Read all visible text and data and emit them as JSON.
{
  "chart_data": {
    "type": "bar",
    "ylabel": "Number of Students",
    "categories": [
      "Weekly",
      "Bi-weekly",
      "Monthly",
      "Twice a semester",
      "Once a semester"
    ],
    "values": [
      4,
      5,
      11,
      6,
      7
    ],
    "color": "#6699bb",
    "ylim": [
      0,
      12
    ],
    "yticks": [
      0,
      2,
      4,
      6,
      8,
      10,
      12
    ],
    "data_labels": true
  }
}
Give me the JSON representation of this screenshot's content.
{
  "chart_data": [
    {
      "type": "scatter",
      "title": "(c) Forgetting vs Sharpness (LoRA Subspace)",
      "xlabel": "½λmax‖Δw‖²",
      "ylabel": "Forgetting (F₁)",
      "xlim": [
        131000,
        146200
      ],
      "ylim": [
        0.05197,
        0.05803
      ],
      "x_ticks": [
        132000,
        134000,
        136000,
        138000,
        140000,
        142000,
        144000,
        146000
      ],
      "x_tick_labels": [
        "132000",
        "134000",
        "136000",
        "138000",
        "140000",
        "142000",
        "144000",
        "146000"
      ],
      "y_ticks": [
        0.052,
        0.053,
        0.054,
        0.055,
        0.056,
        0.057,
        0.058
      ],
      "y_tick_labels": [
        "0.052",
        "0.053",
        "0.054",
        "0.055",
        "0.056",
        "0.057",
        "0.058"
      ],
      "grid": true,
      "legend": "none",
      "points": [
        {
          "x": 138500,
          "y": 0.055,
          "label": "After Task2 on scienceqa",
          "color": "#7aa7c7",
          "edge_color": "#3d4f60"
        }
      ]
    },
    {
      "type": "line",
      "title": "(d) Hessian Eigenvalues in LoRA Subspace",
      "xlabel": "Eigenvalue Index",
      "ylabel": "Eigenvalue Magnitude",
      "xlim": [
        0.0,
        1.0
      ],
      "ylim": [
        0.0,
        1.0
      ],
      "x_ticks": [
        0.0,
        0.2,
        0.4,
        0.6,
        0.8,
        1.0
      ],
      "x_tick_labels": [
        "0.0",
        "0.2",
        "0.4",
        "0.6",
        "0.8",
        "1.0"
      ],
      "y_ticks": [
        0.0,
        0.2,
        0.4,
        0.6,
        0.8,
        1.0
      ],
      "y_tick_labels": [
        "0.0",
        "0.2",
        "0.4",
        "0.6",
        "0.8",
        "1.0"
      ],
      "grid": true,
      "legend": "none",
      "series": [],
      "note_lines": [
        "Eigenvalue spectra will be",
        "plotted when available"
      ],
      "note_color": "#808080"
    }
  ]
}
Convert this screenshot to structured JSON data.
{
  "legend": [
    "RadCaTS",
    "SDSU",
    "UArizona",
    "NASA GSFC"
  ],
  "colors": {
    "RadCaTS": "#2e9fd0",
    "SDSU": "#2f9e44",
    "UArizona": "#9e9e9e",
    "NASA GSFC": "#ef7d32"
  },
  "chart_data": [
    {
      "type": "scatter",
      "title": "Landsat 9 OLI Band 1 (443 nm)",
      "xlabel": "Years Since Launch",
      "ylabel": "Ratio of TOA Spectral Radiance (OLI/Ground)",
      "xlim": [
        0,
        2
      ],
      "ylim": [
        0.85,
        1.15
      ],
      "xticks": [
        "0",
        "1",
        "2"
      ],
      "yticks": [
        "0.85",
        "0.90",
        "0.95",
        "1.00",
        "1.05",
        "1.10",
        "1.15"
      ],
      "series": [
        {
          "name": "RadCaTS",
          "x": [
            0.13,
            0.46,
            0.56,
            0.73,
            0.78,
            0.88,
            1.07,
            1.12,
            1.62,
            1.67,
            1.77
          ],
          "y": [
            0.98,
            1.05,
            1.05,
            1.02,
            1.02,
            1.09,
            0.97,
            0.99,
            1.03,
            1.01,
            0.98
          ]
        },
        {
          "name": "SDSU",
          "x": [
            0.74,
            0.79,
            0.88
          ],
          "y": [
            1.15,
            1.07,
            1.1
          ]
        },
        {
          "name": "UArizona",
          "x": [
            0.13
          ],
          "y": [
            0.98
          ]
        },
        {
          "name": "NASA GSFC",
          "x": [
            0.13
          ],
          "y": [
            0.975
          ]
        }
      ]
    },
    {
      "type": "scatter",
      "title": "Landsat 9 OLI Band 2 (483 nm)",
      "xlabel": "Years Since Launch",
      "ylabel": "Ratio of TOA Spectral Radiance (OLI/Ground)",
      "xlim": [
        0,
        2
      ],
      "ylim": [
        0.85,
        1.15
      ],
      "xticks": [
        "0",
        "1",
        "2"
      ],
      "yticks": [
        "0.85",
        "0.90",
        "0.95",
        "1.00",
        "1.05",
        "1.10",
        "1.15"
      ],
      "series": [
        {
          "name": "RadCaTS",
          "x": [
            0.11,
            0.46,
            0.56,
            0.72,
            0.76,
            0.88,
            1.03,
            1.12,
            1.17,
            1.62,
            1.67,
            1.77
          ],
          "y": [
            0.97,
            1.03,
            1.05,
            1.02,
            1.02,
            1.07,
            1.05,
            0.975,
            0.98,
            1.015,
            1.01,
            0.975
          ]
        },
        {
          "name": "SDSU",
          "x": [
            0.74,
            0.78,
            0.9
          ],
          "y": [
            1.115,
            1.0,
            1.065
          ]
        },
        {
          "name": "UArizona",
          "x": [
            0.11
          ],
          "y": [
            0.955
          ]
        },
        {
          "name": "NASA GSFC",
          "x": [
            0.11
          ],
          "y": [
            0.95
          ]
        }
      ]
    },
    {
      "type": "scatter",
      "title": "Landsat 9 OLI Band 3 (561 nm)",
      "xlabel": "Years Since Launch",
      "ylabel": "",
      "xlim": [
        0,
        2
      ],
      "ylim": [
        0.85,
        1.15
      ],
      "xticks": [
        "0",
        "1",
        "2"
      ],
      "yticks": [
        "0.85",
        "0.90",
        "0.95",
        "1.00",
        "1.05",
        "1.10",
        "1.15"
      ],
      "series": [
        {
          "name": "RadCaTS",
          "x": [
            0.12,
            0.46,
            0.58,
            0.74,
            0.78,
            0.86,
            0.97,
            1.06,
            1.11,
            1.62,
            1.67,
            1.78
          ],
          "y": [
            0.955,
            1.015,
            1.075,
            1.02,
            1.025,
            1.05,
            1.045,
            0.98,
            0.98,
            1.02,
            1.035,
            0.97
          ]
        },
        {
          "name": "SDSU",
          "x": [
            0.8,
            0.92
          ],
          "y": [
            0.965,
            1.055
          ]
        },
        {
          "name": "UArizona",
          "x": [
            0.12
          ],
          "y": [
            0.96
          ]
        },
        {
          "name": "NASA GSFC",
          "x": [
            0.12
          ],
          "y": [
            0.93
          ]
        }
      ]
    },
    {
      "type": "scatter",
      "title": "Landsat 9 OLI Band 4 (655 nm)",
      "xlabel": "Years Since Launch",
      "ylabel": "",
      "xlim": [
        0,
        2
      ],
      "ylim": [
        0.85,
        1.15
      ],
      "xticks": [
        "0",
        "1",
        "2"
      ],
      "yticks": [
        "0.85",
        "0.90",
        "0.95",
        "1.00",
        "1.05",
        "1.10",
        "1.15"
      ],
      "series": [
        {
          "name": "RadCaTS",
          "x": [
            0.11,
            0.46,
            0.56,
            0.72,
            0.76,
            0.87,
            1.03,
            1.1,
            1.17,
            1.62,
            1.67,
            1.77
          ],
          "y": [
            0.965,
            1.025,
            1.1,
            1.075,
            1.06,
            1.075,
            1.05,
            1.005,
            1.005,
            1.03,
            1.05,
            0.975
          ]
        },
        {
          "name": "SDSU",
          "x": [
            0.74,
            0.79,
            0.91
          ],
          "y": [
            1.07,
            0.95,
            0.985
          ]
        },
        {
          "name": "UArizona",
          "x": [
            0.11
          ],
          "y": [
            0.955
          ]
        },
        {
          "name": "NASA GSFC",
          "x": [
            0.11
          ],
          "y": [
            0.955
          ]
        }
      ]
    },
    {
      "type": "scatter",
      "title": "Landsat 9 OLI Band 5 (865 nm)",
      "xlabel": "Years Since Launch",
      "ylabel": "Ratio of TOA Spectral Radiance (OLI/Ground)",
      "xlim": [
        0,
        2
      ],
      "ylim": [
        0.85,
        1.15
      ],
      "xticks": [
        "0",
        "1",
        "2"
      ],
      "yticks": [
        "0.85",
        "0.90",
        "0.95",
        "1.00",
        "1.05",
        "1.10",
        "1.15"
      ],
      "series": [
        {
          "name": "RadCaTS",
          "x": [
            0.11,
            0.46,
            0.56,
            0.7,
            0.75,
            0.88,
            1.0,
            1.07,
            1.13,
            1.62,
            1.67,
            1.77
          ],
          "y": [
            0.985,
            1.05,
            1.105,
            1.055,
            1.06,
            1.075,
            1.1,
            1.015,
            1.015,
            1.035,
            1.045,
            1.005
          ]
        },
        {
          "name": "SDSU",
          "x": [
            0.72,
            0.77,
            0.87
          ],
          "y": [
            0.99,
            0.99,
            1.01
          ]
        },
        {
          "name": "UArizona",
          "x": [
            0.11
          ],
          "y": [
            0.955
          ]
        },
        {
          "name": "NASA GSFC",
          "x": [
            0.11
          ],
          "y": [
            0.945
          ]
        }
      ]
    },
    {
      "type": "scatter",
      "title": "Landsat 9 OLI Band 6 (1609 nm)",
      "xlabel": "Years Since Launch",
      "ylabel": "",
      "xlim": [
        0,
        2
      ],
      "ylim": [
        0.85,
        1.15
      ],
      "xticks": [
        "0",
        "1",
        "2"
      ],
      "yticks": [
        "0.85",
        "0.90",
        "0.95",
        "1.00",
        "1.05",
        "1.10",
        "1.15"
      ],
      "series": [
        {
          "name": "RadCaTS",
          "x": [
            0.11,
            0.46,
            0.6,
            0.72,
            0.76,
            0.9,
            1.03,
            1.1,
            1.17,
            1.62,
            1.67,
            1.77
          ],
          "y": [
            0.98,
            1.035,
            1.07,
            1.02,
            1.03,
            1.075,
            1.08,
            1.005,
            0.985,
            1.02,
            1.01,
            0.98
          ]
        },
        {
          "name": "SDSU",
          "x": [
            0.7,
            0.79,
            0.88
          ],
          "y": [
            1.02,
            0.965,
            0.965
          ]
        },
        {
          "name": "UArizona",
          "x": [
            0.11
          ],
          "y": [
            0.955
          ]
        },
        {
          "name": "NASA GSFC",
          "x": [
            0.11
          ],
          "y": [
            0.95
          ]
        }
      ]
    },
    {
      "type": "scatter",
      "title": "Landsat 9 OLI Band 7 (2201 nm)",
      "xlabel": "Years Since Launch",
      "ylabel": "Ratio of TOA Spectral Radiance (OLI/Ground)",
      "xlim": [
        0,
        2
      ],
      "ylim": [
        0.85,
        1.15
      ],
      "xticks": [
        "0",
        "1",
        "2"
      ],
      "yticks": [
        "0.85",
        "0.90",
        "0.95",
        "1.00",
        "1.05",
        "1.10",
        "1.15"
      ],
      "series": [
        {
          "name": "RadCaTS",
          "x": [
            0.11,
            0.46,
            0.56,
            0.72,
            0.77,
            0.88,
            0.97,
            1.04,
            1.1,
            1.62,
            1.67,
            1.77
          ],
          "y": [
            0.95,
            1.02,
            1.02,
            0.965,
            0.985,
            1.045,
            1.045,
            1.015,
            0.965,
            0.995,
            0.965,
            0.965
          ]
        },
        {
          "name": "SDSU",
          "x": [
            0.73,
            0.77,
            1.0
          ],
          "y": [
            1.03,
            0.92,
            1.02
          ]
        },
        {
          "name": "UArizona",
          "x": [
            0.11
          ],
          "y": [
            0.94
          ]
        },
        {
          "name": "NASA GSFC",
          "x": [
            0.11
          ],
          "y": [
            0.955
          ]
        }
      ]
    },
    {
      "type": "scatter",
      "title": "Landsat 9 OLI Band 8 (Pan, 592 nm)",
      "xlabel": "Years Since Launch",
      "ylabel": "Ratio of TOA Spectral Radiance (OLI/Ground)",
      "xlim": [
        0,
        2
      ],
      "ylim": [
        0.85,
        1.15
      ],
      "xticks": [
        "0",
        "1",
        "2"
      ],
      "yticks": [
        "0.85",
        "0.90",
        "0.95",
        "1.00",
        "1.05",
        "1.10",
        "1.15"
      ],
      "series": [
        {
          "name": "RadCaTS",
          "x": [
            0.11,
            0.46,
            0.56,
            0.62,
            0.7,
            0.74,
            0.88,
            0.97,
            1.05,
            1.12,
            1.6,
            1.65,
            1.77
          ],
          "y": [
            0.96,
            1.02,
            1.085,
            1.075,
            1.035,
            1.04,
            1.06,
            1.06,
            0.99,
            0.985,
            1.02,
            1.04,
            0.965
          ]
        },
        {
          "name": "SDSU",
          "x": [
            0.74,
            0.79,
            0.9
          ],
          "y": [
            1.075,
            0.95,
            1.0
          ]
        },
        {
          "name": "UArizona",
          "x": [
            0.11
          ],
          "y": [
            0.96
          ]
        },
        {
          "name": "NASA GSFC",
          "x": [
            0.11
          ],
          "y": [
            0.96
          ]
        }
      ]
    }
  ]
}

- _EXERCISE_
From the entries above, copy out every line where the string "Subspace" appears.

- _THE RESPONSE_
      "title": "(c) Forgetting vs Sharpness (LoRA Subspace)",
      "title": "(d) Hessian Eigenvalues in LoRA Subspace",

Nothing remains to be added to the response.